Written exercise: All of the data needs to be repeated exactly.

Stored records:
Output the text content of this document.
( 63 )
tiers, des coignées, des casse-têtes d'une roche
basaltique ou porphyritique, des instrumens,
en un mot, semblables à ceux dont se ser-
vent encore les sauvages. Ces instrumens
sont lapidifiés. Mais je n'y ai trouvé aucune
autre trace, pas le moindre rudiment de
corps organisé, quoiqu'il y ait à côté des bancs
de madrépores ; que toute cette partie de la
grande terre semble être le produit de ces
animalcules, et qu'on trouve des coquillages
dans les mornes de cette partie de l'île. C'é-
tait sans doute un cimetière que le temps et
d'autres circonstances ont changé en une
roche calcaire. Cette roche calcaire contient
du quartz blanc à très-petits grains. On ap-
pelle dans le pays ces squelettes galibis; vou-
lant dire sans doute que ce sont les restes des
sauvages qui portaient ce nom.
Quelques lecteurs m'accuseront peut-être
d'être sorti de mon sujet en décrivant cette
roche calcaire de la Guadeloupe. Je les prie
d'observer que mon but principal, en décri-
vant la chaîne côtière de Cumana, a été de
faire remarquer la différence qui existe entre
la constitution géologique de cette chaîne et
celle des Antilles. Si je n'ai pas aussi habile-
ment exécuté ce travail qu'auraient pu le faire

Answer for the task:
Output the text content of this document.
( 63 )
tiers, des coignées, des casse-têtes d'une roche
basaltique ou porphyritique, des instrumens,
en un mot, semblables à ceux dont se ser-
vent encore les sauvages. Ces instrumens
sont lapidifiés. Mais je n'y ai trouvé aucune
autre trace, pas le moindre rudiment de
corps organisé, quoiqu'il y ait à côté des bancs
de madrépores ; que toute cette partie de la
grande terre semble être le produit de ces
animalcules, et qu'on trouve des coquillages
dans les mornes de cette partie de l'île. C'é-
tait sans doute un cimetière que le temps et
d'autres circonstances ont changé en une
roche calcaire. Cette roche calcaire contient
du quartz blanc à très-petits grains. On ap-
pelle dans le pays ces squelettes galibis; vou-
lant dire sans doute que ce sont les restes des
sauvages qui portaient ce nom.
Quelques lecteurs m'accuseront peut-être
d'être sorti de mon sujet en décrivant cette
roche calcaire de la Guadeloupe. Je les prie
d'observer que mon but principal, en décri-
vant la chaîne côtière de Cumana, a été de
faire remarquer la différence qui existe entre
la constitution géologique de cette chaîne et
celle des Antilles. Si je n'ai pas aussi habile-
ment exécuté ce travail qu'auraient pu le faire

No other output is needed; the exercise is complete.